EXERCISE BRIEF: Leave the pictures out, and retype all of the material exactly as written.

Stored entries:

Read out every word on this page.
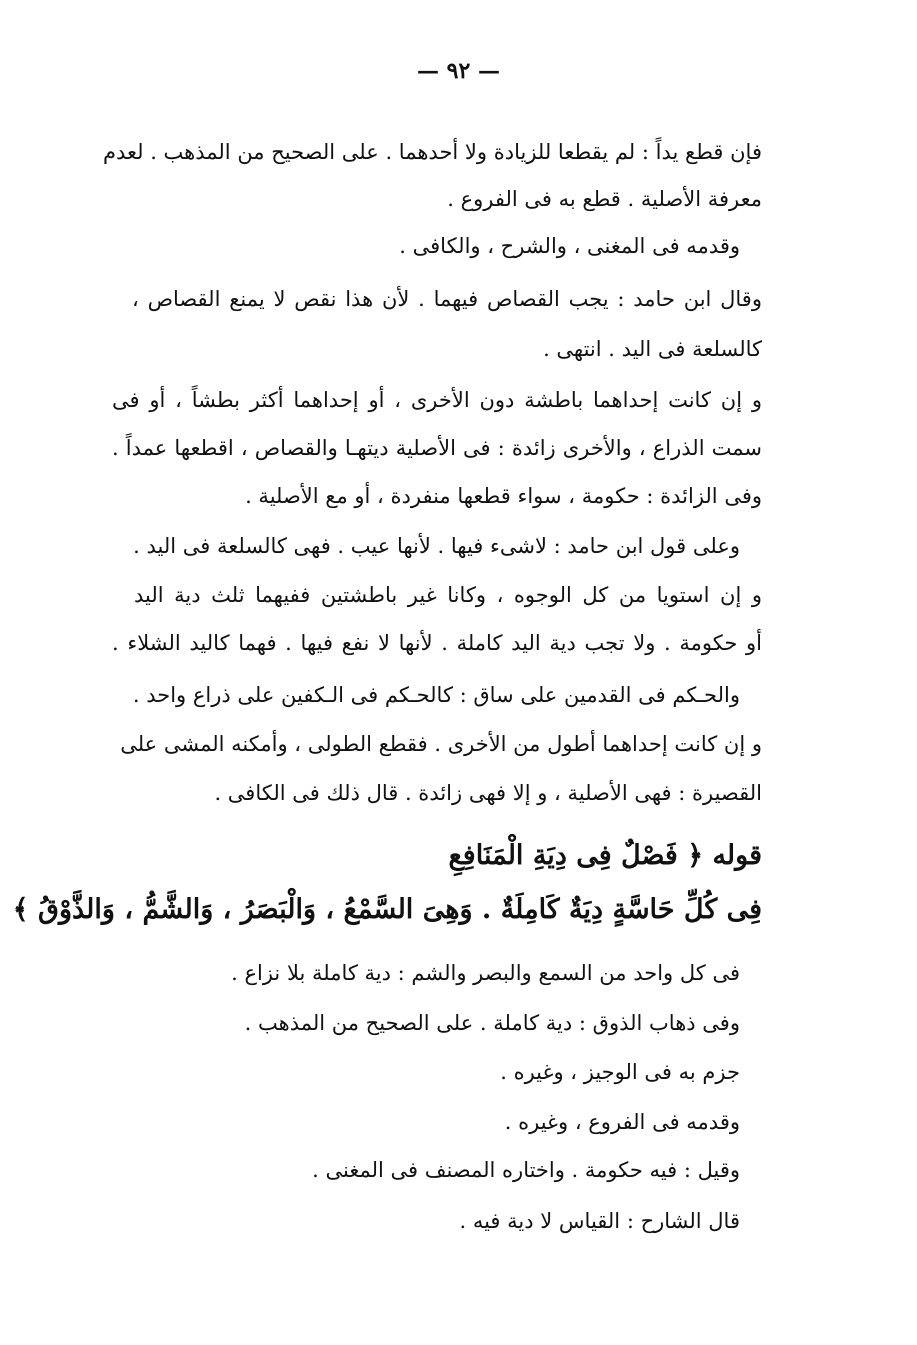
— ٩٢ —
فإن قطع يداً : لم يقطعا للزيادة ولا أحدهما . على الصحيح من المذهب . لعدم
معرفة الأصلية . قطع به فى الفروع .
وقدمه فى المغنى ، والشرح ، والكافى .
وقال ابن حامد : يجب القصاص فيهما . لأن هذا نقص لا يمنع القصاص ،
كالسلعة فى اليد . انتهى .
و إن كانت إحداهما باطشة دون الأخرى ، أو إحداهما أكثر بطشاً ، أو فى
سمت الذراع ، والأخرى زائدة : فى الأصلية ديتهـا والقصاص ، اقطعها عمداً .
وفى الزائدة : حكومة ، سواء قطعها منفردة ، أو مع الأصلية .
وعلى قول ابن حامد : لاشىء فيها . لأنها عيب . فهى كالسلعة فى اليد .
و إن استويا من كل الوجوه ، وكانا غير باطشتين ففيهما ثلث دية اليد
أو حكومة . ولا تجب دية اليد كاملة . لأنها لا نفع فيها . فهما كاليد الشلاء .
والحـكم فى القدمين على ساق : كالحـكم فى الـكفين على ذراع واحد .
و إن كانت إحداهما أطول من الأخرى . فقطع الطولى ، وأمكنه المشى على
القصيرة : فهى الأصلية ، و إلا فهى زائدة . قال ذلك فى الكافى .
قوله ﴿ فَصْلٌ فِى دِيَةِ الْمَنَافِعِ
فِى كُلِّ حَاسَّةٍ دِيَةٌ كَامِلَةٌ . وَهِىَ السَّمْعُ ، وَالْبَصَرُ ، وَالشَّمُّ ، وَالذَّوْقُ ﴾
فى كل واحد من السمع والبصر والشم : دية كاملة بلا نزاع .
وفى ذهاب الذوق : دية كاملة . على الصحيح من المذهب .
جزم به فى الوجيز ، وغيره .
وقدمه فى الفروع ، وغيره .
وقيل : فيه حكومة . واختاره المصنف فى المغنى .
قال الشارح : القياس لا دية فيه .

TASK RESULT:
Read out every word on this page.
— ٩٢ —
فإن قطع يداً : لم يقطعا للزيادة ولا أحدهما . على الصحيح من المذهب . لعدم
معرفة الأصلية . قطع به فى الفروع .
وقدمه فى المغنى ، والشرح ، والكافى .
وقال ابن حامد : يجب القصاص فيهما . لأن هذا نقص لا يمنع القصاص ،
كالسلعة فى اليد . انتهى .
و إن كانت إحداهما باطشة دون الأخرى ، أو إحداهما أكثر بطشاً ، أو فى
سمت الذراع ، والأخرى زائدة : فى الأصلية ديتهـا والقصاص ، اقطعها عمداً .
وفى الزائدة : حكومة ، سواء قطعها منفردة ، أو مع الأصلية .
وعلى قول ابن حامد : لاشىء فيها . لأنها عيب . فهى كالسلعة فى اليد .
و إن استويا من كل الوجوه ، وكانا غير باطشتين ففيهما ثلث دية اليد
أو حكومة . ولا تجب دية اليد كاملة . لأنها لا نفع فيها . فهما كاليد الشلاء .
والحـكم فى القدمين على ساق : كالحـكم فى الـكفين على ذراع واحد .
و إن كانت إحداهما أطول من الأخرى . فقطع الطولى ، وأمكنه المشى على
القصيرة : فهى الأصلية ، و إلا فهى زائدة . قال ذلك فى الكافى .
قوله ﴿ فَصْلٌ فِى دِيَةِ الْمَنَافِعِ
فِى كُلِّ حَاسَّةٍ دِيَةٌ كَامِلَةٌ . وَهِىَ السَّمْعُ ، وَالْبَصَرُ ، وَالشَّمُّ ، وَالذَّوْقُ ﴾
فى كل واحد من السمع والبصر والشم : دية كاملة بلا نزاع .
وفى ذهاب الذوق : دية كاملة . على الصحيح من المذهب .
جزم به فى الوجيز ، وغيره .
وقدمه فى الفروع ، وغيره .
وقيل : فيه حكومة . واختاره المصنف فى المغنى .
قال الشارح : القياس لا دية فيه .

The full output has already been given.